*Exercise inputs*.

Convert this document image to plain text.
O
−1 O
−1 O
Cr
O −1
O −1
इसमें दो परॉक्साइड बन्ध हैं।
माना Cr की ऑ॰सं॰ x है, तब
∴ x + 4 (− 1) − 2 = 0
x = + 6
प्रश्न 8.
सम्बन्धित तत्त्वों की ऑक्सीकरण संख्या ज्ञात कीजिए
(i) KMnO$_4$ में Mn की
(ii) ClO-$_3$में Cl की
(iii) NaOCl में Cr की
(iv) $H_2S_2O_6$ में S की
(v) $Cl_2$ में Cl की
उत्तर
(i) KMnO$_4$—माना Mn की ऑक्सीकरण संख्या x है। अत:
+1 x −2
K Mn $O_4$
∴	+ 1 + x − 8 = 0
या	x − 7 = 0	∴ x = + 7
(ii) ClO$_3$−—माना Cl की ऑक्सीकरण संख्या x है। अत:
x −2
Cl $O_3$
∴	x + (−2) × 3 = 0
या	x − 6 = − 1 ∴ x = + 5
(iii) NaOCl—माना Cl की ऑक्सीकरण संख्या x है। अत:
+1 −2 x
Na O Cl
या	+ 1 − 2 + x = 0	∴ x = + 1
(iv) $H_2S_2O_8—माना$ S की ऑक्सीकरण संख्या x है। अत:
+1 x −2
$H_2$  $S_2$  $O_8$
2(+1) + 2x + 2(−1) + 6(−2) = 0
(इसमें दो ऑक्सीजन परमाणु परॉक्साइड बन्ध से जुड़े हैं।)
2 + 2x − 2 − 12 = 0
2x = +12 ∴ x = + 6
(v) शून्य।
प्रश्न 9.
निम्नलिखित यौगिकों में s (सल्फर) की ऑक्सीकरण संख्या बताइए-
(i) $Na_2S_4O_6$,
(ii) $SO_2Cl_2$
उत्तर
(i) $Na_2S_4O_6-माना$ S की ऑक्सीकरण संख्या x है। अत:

*Job*. Track down every line holding the string "KMnO" and copy it.

*Answer below*.
(i) KMnO$_4$ में Mn की
(i) KMnO$_4$—माना Mn की ऑक्सीकरण संख्या x है। अत:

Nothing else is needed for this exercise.